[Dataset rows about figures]
---

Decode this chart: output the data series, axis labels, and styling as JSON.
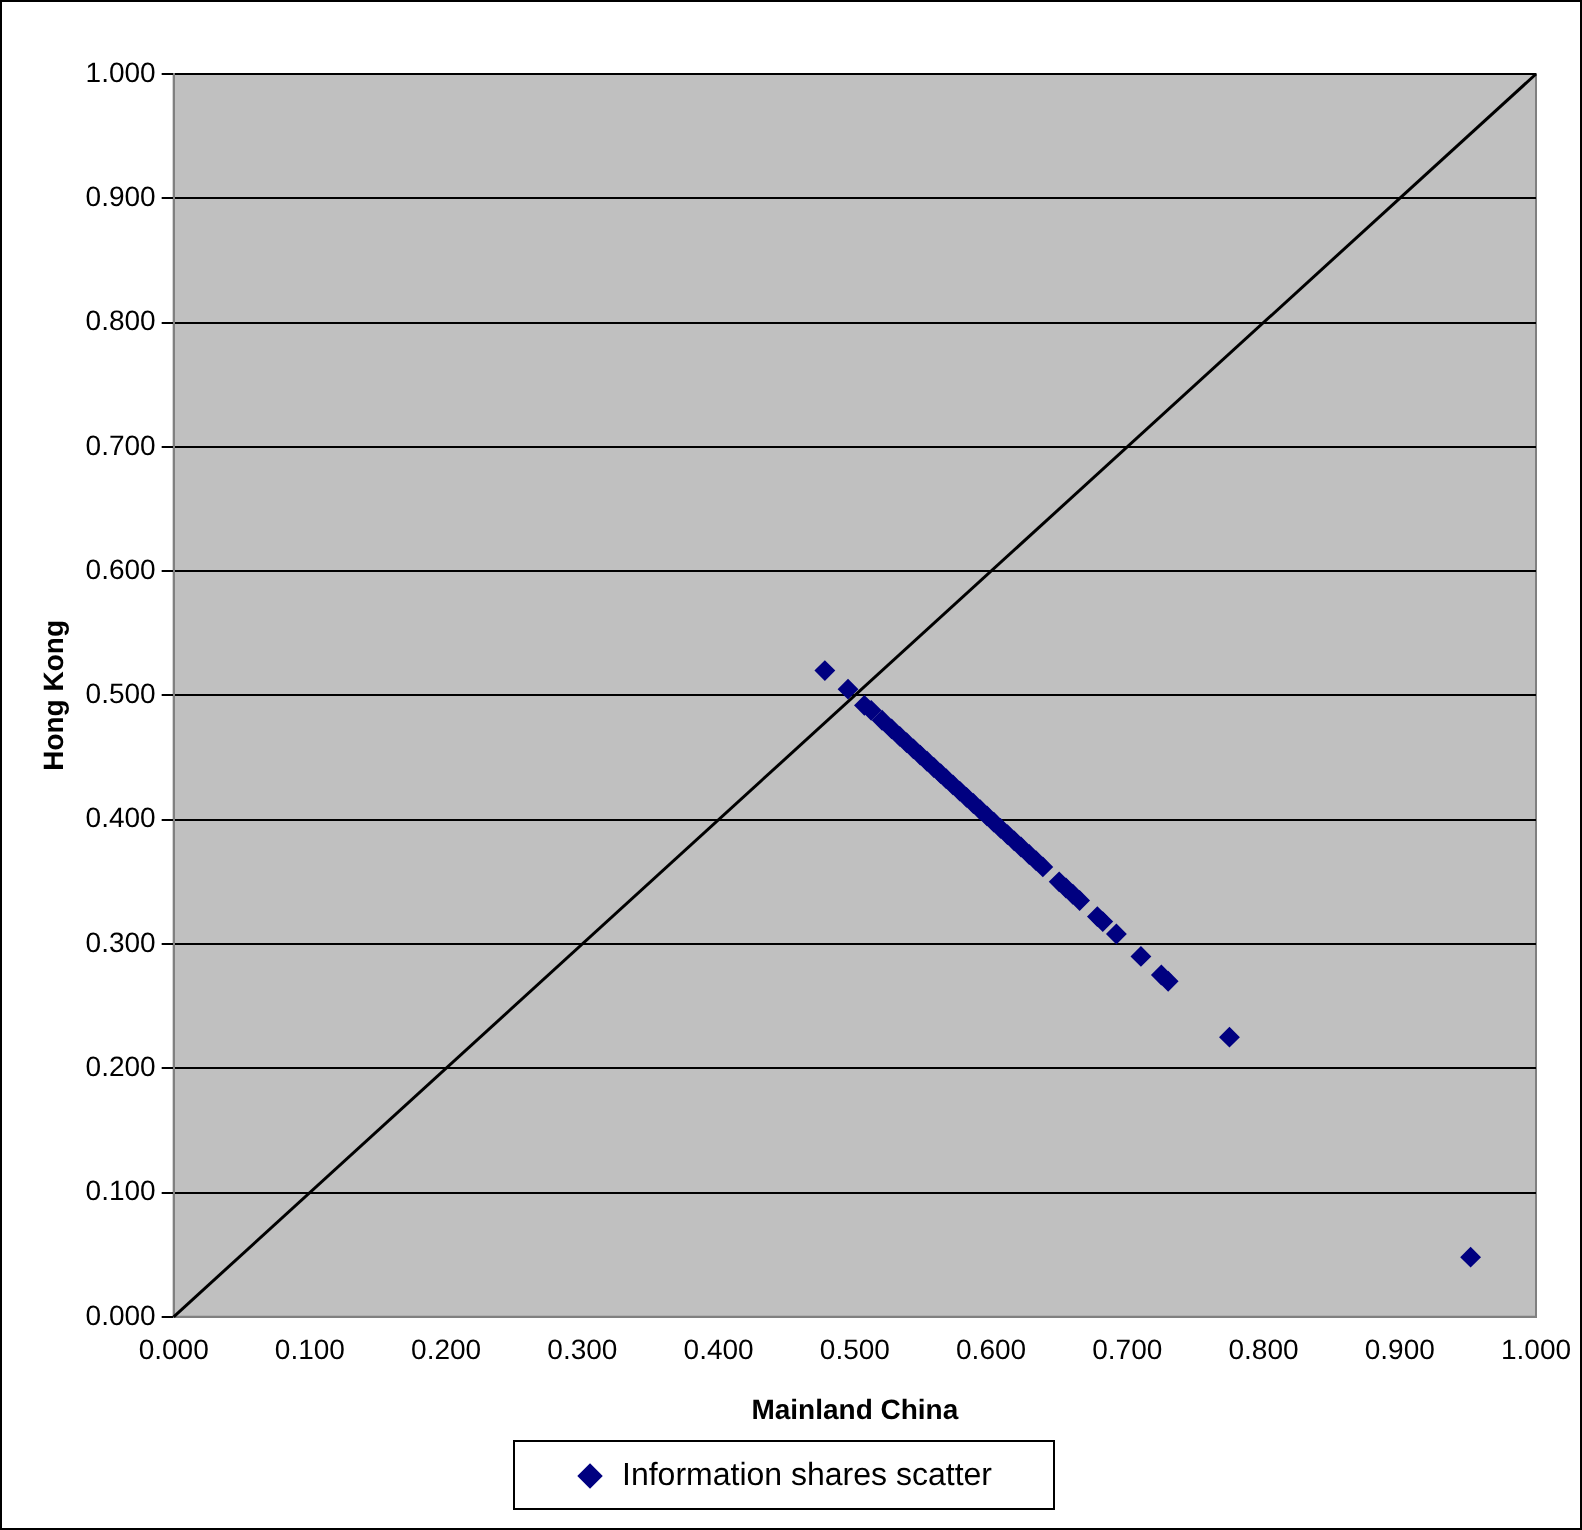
{
  "chart_data": {
    "type": "scatter",
    "xlabel": "Mainland China",
    "ylabel": "Hong Kong",
    "series": [
      {
        "name": "Information shares scatter",
        "color": "#000080",
        "x": [
          0.478,
          0.495,
          0.507,
          0.512,
          0.52,
          0.527,
          0.533,
          0.538,
          0.543,
          0.548,
          0.553,
          0.558,
          0.563,
          0.567,
          0.572,
          0.577,
          0.582,
          0.587,
          0.592,
          0.597,
          0.602,
          0.607,
          0.612,
          0.617,
          0.622,
          0.628,
          0.633,
          0.638,
          0.65,
          0.655,
          0.66,
          0.665,
          0.678,
          0.682,
          0.692,
          0.71,
          0.725,
          0.73,
          0.775,
          0.952
        ],
        "values": [
          0.52,
          0.505,
          0.492,
          0.488,
          0.48,
          0.473,
          0.467,
          0.462,
          0.457,
          0.452,
          0.447,
          0.442,
          0.437,
          0.433,
          0.428,
          0.423,
          0.418,
          0.413,
          0.408,
          0.403,
          0.398,
          0.393,
          0.388,
          0.383,
          0.378,
          0.372,
          0.367,
          0.362,
          0.35,
          0.345,
          0.34,
          0.335,
          0.322,
          0.318,
          0.308,
          0.29,
          0.275,
          0.27,
          0.225,
          0.048
        ]
      },
      {
        "type": "line",
        "color": "#000000",
        "x": [
          0,
          1
        ],
        "values": [
          0,
          1
        ],
        "marker": "none"
      }
    ],
    "xlim": [
      0,
      1
    ],
    "ylim": [
      0,
      1
    ],
    "xticks": [
      {
        "value": 0,
        "label": "0.000"
      },
      {
        "value": 0.1,
        "label": "0.100"
      },
      {
        "value": 0.2,
        "label": "0.200"
      },
      {
        "value": 0.3,
        "label": "0.300"
      },
      {
        "value": 0.4,
        "label": "0.400"
      },
      {
        "value": 0.5,
        "label": "0.500"
      },
      {
        "value": 0.6,
        "label": "0.600"
      },
      {
        "value": 0.7,
        "label": "0.700"
      },
      {
        "value": 0.8,
        "label": "0.800"
      },
      {
        "value": 0.9,
        "label": "0.900"
      },
      {
        "value": 1,
        "label": "1.000"
      }
    ],
    "yticks": [
      {
        "value": 0,
        "label": "0.000"
      },
      {
        "value": 0.1,
        "label": "0.100"
      },
      {
        "value": 0.2,
        "label": "0.200"
      },
      {
        "value": 0.3,
        "label": "0.300"
      },
      {
        "value": 0.4,
        "label": "0.400"
      },
      {
        "value": 0.5,
        "label": "0.500"
      },
      {
        "value": 0.6,
        "label": "0.600"
      },
      {
        "value": 0.7,
        "label": "0.700"
      },
      {
        "value": 0.8,
        "label": "0.800"
      },
      {
        "value": 0.9,
        "label": "0.900"
      },
      {
        "value": 1,
        "label": "1.000"
      }
    ],
    "grid": "y",
    "legend": "bottom",
    "marker": "diamond"
  }
}
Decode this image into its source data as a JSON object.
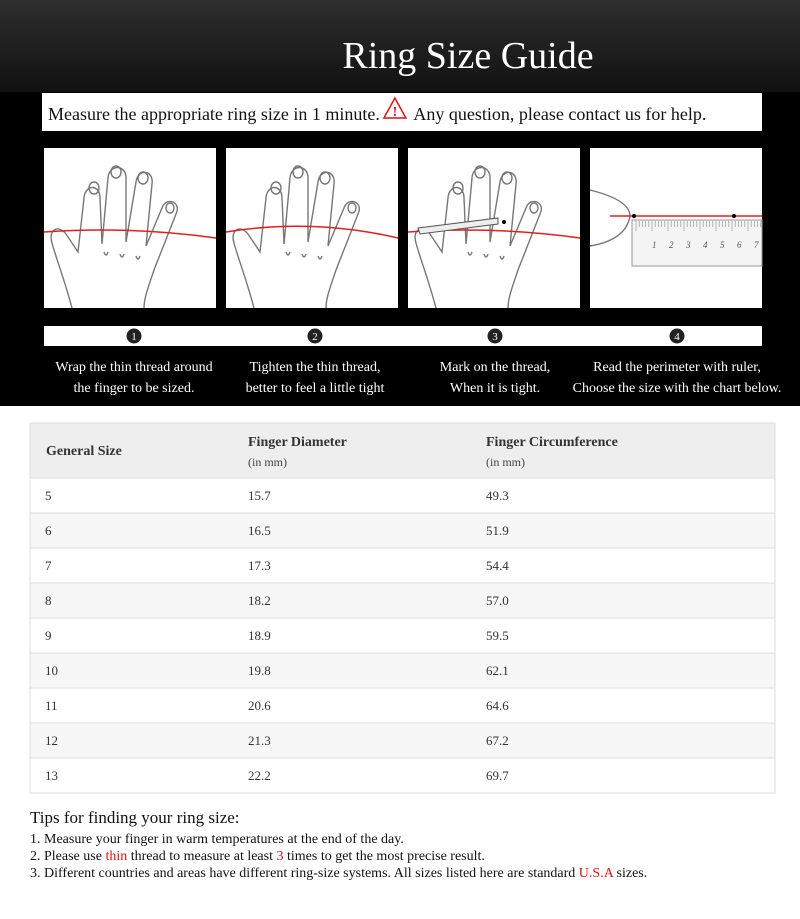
{
  "header": {
    "title": "Ring Size Guide",
    "intro_before": "Measure the appropriate ring size in 1 minute.",
    "warning_icon": "!",
    "intro_after": "Any question, please contact us for help."
  },
  "steps": [
    {
      "number": "1",
      "line1": "Wrap the thin thread around",
      "line2": "the finger to be sized."
    },
    {
      "number": "2",
      "line1": "Tighten the thin thread,",
      "line2": "better to feel a little tight"
    },
    {
      "number": "3",
      "line1": "Mark on the thread,",
      "line2": "When it is tight."
    },
    {
      "number": "4",
      "line1": "Read the perimeter with ruler,",
      "line2": "Choose the size with the chart below."
    }
  ],
  "ruler_labels": [
    "1",
    "2",
    "3",
    "4",
    "5",
    "6",
    "7"
  ],
  "table": {
    "headers": [
      [
        "General Size"
      ],
      [
        "Finger Diameter",
        "(in mm)"
      ],
      [
        "Finger Circumference",
        "(in mm)"
      ]
    ],
    "rows": [
      [
        "5",
        "15.7",
        "49.3"
      ],
      [
        "6",
        "16.5",
        "51.9"
      ],
      [
        "7",
        "17.3",
        "54.4"
      ],
      [
        "8",
        "18.2",
        "57.0"
      ],
      [
        "9",
        "18.9",
        "59.5"
      ],
      [
        "10",
        "19.8",
        "62.1"
      ],
      [
        "11",
        "20.6",
        "64.6"
      ],
      [
        "12",
        "21.3",
        "67.2"
      ],
      [
        "13",
        "22.2",
        "69.7"
      ]
    ]
  },
  "tips": {
    "title": "Tips for finding your ring size:",
    "items": [
      [
        "1. Measure your finger in warm temperatures at the end of the day."
      ],
      [
        "2. Please use ",
        "thin",
        " thread to measure at least ",
        "3",
        " times to get the most precise result."
      ],
      [
        "3. Different countries and areas have different ring-size systems. All sizes listed here are standard ",
        "U.S.A",
        " sizes."
      ]
    ]
  }
}
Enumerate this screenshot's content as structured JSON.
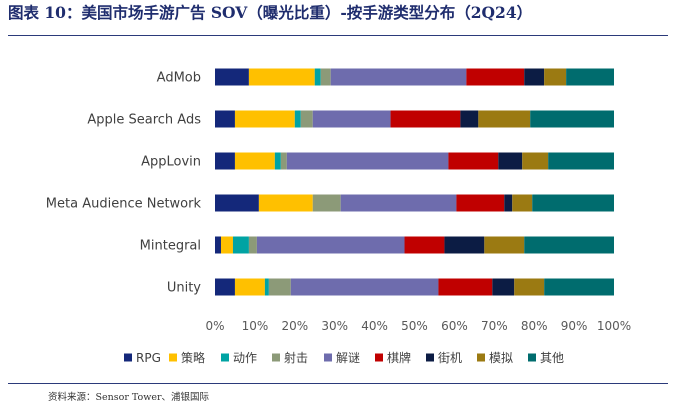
{
  "header": {
    "title": "图表 10：美国市场手游广告 SOV（曝光比重）-按手游类型分布（2Q24）"
  },
  "footer": {
    "source": "资料来源：Sensor Tower、浦银国际"
  },
  "chart_data": {
    "type": "bar",
    "orientation": "horizontal",
    "stacked": "percent",
    "categories": [
      "AdMob",
      "Apple Search Ads",
      "AppLovin",
      "Meta Audience Network",
      "Mintegral",
      "Unity"
    ],
    "series": [
      {
        "name": "RPG",
        "color": "#14287a",
        "values": [
          8.5,
          5,
          5,
          11,
          1.5,
          5
        ]
      },
      {
        "name": "策略",
        "color": "#ffc000",
        "values": [
          16.5,
          15,
          10,
          13.5,
          3,
          7.5
        ]
      },
      {
        "name": "动作",
        "color": "#00a3a3",
        "values": [
          1.5,
          1.5,
          1.5,
          0,
          4,
          1
        ]
      },
      {
        "name": "射击",
        "color": "#8c9a78",
        "values": [
          2.5,
          3,
          1.5,
          7,
          2,
          5.5
        ]
      },
      {
        "name": "解谜",
        "color": "#6e6cad",
        "values": [
          34,
          19.5,
          40.5,
          29,
          37,
          37
        ]
      },
      {
        "name": "棋牌",
        "color": "#c00000",
        "values": [
          14.5,
          17.5,
          12.5,
          12,
          10,
          13.5
        ]
      },
      {
        "name": "街机",
        "color": "#0c1c44",
        "values": [
          5,
          4.5,
          6,
          2,
          10,
          5.5
        ]
      },
      {
        "name": "模拟",
        "color": "#9b7a12",
        "values": [
          5.5,
          13,
          6.5,
          5,
          10,
          7.5
        ]
      },
      {
        "name": "其他",
        "color": "#006c6e",
        "values": [
          12,
          21,
          16.5,
          20.5,
          22.5,
          17.5
        ]
      }
    ],
    "x_ticks": [
      "0%",
      "10%",
      "20%",
      "30%",
      "40%",
      "50%",
      "60%",
      "70%",
      "80%",
      "90%",
      "100%"
    ],
    "xlim": [
      0,
      100
    ],
    "grid": false,
    "legend": "bottom"
  }
}
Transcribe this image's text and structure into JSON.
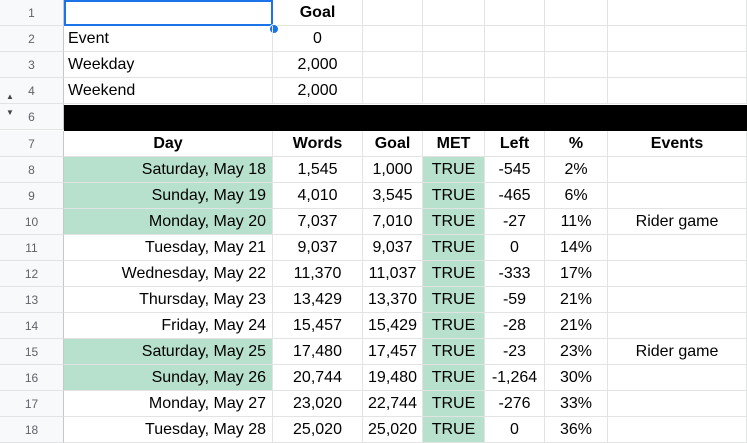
{
  "row_numbers": [
    "1",
    "2",
    "3",
    "4",
    "6",
    "7",
    "8",
    "9",
    "10",
    "11",
    "12",
    "13",
    "14",
    "15",
    "16",
    "17",
    "18"
  ],
  "config": {
    "header": {
      "goal": "Goal"
    },
    "rows": [
      {
        "label": "Event",
        "goal": "0"
      },
      {
        "label": "Weekday",
        "goal": "2,000"
      },
      {
        "label": "Weekend",
        "goal": "2,000"
      }
    ]
  },
  "table": {
    "headers": {
      "day": "Day",
      "words": "Words",
      "goal": "Goal",
      "met": "MET",
      "left": "Left",
      "pct": "%",
      "events": "Events"
    },
    "rows": [
      {
        "day": "Saturday, May 18",
        "words": "1,545",
        "goal": "1,000",
        "met": "TRUE",
        "left": "-545",
        "pct": "2%",
        "events": ""
      },
      {
        "day": "Sunday, May 19",
        "words": "4,010",
        "goal": "3,545",
        "met": "TRUE",
        "left": "-465",
        "pct": "6%",
        "events": ""
      },
      {
        "day": "Monday, May 20",
        "words": "7,037",
        "goal": "7,010",
        "met": "TRUE",
        "left": "-27",
        "pct": "11%",
        "events": "Rider game"
      },
      {
        "day": "Tuesday, May 21",
        "words": "9,037",
        "goal": "9,037",
        "met": "TRUE",
        "left": "0",
        "pct": "14%",
        "events": ""
      },
      {
        "day": "Wednesday, May 22",
        "words": "11,370",
        "goal": "11,037",
        "met": "TRUE",
        "left": "-333",
        "pct": "17%",
        "events": ""
      },
      {
        "day": "Thursday, May 23",
        "words": "13,429",
        "goal": "13,370",
        "met": "TRUE",
        "left": "-59",
        "pct": "21%",
        "events": ""
      },
      {
        "day": "Friday, May 24",
        "words": "15,457",
        "goal": "15,429",
        "met": "TRUE",
        "left": "-28",
        "pct": "21%",
        "events": ""
      },
      {
        "day": "Saturday, May 25",
        "words": "17,480",
        "goal": "17,457",
        "met": "TRUE",
        "left": "-23",
        "pct": "23%",
        "events": "Rider game"
      },
      {
        "day": "Sunday, May 26",
        "words": "20,744",
        "goal": "19,480",
        "met": "TRUE",
        "left": "-1,264",
        "pct": "30%",
        "events": ""
      },
      {
        "day": "Monday, May 27",
        "words": "23,020",
        "goal": "22,744",
        "met": "TRUE",
        "left": "-276",
        "pct": "33%",
        "events": ""
      },
      {
        "day": "Tuesday, May 28",
        "words": "25,020",
        "goal": "25,020",
        "met": "TRUE",
        "left": "0",
        "pct": "36%",
        "events": ""
      }
    ]
  },
  "colors": {
    "highlight_green": "#b7e1cd",
    "selection_blue": "#1a73e8"
  },
  "icons": {
    "group_expand": "triangle-up-icon",
    "group_collapse": "triangle-down-icon"
  }
}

---

▶ **Stated task**
Locate the word "with" in the records above, and return each line that has it.

▶ **Written solution**
      "line1": "Read the perimeter with ruler,",
      "line2": "Choose the size with the chart below."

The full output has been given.